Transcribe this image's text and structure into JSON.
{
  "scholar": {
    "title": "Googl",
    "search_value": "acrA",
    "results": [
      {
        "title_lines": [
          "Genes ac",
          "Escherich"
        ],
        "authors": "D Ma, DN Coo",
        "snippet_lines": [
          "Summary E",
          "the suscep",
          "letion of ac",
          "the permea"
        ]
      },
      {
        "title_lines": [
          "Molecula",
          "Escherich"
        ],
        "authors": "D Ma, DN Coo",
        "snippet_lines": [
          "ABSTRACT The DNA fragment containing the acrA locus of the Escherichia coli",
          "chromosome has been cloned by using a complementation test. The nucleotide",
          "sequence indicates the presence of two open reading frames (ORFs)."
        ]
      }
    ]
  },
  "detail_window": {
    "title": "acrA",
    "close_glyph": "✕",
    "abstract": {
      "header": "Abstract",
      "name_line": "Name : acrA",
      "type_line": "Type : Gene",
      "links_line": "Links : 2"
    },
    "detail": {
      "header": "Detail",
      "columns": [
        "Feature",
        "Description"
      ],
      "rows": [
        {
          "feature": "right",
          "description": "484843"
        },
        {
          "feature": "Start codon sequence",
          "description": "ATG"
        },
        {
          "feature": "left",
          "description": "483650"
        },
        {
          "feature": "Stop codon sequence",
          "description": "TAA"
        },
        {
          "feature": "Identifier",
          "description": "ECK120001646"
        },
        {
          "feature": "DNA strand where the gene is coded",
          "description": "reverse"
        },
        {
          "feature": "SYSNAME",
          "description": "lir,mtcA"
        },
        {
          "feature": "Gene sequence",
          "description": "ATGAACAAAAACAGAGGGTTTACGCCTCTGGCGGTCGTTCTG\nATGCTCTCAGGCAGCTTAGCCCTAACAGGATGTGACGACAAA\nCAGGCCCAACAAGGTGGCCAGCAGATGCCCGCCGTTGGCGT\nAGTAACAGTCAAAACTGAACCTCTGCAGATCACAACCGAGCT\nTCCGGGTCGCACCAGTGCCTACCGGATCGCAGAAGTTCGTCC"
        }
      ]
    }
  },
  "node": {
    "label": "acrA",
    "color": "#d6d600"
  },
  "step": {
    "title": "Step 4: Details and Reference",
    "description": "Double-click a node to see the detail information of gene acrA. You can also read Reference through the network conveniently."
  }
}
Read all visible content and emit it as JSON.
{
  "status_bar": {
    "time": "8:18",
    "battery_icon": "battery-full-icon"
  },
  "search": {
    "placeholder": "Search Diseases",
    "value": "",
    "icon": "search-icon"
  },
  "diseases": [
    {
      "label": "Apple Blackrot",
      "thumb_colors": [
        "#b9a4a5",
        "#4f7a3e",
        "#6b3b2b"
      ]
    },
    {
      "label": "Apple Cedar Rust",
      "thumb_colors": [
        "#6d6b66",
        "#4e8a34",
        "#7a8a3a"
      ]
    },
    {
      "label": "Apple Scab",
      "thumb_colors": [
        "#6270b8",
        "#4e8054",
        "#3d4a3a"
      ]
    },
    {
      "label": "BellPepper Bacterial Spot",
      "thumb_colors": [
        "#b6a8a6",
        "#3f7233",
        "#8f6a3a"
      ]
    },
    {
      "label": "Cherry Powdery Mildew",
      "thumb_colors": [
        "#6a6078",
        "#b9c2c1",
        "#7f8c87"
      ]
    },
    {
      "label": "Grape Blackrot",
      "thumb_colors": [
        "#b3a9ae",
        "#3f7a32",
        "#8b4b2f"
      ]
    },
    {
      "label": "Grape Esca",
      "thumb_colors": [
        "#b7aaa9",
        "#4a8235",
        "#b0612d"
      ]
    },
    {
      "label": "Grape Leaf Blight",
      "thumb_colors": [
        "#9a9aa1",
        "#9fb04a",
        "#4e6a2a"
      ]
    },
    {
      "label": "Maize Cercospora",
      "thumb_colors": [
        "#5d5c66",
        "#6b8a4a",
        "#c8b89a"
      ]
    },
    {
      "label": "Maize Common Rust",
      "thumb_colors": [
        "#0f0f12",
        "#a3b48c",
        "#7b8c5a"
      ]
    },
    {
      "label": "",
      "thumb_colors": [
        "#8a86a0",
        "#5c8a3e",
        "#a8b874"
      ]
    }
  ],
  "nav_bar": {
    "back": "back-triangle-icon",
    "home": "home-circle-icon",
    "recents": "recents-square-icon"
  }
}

= = = =

What you will do: Scan each line of the entries above for the word "Grape" and report how many lines contain it, with nothing else.

The answer: 3